(Records that describe figures)
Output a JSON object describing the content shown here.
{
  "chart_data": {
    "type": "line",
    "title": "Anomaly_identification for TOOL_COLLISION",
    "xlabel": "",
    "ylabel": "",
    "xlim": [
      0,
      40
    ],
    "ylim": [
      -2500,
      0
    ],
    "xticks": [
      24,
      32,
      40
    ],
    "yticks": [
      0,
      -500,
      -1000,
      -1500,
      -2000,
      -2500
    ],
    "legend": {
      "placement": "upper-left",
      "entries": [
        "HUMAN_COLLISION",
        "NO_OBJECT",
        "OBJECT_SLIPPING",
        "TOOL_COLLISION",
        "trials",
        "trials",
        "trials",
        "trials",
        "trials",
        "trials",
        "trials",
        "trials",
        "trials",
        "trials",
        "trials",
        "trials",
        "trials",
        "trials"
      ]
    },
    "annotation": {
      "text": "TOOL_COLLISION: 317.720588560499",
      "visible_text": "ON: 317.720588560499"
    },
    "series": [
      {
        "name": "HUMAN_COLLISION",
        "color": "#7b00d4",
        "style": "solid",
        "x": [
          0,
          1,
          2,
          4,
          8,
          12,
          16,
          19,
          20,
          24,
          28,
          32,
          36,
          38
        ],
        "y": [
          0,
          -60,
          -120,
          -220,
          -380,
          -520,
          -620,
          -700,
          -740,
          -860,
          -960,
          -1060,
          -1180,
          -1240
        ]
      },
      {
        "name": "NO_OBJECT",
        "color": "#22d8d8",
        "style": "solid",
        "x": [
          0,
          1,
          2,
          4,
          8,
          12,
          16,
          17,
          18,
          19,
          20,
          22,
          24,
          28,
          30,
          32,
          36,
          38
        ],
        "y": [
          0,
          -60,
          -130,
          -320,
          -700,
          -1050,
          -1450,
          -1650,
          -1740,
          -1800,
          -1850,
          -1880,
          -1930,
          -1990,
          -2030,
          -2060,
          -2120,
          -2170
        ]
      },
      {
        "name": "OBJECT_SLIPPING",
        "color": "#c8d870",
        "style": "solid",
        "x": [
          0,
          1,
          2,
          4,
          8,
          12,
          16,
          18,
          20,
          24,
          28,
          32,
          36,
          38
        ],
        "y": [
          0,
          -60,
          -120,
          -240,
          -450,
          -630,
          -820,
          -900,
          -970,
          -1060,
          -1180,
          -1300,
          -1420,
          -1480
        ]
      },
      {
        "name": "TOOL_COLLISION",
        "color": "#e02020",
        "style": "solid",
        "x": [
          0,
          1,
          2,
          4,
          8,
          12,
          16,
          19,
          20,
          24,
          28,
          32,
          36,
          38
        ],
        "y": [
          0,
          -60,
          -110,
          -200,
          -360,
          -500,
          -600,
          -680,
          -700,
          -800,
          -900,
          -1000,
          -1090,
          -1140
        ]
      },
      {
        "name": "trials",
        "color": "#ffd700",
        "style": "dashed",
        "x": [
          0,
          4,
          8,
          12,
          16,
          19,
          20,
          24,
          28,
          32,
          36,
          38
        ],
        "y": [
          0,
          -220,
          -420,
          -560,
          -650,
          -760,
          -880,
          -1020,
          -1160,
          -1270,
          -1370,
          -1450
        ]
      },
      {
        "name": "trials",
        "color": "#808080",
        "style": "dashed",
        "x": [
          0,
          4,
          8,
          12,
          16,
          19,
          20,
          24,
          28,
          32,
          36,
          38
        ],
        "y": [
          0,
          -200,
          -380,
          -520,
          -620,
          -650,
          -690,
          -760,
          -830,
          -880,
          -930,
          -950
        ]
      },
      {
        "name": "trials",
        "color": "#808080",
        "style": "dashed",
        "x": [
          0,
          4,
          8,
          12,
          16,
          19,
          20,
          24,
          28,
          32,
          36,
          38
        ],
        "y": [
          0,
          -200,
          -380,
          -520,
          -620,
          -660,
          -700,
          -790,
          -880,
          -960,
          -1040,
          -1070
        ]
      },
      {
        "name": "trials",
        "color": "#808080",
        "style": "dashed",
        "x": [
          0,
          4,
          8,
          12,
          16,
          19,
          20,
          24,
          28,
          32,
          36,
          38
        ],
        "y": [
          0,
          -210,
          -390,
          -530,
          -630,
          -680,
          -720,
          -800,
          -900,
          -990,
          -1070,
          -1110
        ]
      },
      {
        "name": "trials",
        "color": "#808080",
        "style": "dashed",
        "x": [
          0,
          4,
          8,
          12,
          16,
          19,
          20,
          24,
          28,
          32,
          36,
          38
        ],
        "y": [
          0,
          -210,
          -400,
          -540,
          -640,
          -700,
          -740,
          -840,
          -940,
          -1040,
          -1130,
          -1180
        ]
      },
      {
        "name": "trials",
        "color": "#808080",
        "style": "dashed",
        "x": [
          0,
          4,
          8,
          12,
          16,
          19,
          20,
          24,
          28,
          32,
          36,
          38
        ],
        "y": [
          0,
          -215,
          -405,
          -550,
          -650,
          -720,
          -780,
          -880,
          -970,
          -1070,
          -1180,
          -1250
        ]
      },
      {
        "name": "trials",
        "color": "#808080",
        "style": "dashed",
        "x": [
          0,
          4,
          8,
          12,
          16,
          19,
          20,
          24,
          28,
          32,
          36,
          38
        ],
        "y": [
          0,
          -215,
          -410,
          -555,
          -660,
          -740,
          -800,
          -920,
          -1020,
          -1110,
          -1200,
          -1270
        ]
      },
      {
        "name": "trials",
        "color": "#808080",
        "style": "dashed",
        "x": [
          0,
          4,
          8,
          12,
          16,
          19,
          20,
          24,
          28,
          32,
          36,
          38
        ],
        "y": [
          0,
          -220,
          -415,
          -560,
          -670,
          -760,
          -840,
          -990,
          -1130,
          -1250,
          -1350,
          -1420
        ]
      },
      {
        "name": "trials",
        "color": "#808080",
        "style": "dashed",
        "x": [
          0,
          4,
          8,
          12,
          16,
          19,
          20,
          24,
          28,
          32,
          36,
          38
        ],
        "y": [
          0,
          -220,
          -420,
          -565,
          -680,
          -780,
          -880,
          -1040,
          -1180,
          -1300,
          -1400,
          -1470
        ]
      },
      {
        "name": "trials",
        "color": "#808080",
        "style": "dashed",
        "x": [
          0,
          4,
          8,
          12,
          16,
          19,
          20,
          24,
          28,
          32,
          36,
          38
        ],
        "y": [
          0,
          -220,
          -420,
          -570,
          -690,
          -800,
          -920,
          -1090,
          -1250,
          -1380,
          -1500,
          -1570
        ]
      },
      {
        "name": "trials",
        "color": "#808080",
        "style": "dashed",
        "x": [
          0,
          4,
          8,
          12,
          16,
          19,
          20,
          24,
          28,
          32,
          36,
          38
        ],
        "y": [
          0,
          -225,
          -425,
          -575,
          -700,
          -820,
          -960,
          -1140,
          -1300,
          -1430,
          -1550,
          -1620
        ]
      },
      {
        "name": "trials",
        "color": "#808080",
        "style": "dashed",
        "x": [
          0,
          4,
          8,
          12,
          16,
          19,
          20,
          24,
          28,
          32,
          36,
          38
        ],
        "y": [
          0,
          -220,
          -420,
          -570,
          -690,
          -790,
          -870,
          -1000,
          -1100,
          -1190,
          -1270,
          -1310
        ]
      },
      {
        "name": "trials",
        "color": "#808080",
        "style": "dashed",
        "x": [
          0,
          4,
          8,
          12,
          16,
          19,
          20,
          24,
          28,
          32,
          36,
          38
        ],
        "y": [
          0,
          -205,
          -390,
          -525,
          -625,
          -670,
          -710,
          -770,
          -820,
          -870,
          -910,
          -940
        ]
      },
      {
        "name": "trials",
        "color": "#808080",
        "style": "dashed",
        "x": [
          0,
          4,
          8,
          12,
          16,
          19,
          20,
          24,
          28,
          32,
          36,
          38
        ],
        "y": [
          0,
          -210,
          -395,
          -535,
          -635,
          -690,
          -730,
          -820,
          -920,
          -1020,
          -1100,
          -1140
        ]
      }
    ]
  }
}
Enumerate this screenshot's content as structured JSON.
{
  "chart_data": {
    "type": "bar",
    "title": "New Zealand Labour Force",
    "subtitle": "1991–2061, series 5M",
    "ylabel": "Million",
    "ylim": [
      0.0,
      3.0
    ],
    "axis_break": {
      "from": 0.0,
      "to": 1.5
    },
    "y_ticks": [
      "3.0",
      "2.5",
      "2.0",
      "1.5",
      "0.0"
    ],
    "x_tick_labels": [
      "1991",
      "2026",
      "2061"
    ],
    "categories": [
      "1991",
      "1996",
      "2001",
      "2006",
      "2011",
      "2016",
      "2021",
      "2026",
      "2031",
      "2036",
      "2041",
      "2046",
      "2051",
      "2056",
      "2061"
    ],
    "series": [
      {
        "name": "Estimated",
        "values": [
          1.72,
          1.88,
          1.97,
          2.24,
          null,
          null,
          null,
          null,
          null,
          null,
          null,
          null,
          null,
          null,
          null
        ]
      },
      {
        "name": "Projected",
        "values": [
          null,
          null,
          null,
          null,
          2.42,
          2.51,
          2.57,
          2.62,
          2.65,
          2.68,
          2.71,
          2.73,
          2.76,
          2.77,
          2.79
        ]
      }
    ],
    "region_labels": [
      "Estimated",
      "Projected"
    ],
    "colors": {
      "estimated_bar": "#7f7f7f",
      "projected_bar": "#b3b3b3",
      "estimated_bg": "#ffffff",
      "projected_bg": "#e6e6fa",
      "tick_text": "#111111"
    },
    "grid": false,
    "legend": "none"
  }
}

### [Work to do]
Identify and extract each line of the listing that contains "content".

### [Answer to the task]
Output a JSON object describing the content shown here.
Enumerate this screenshot's content as structured JSON.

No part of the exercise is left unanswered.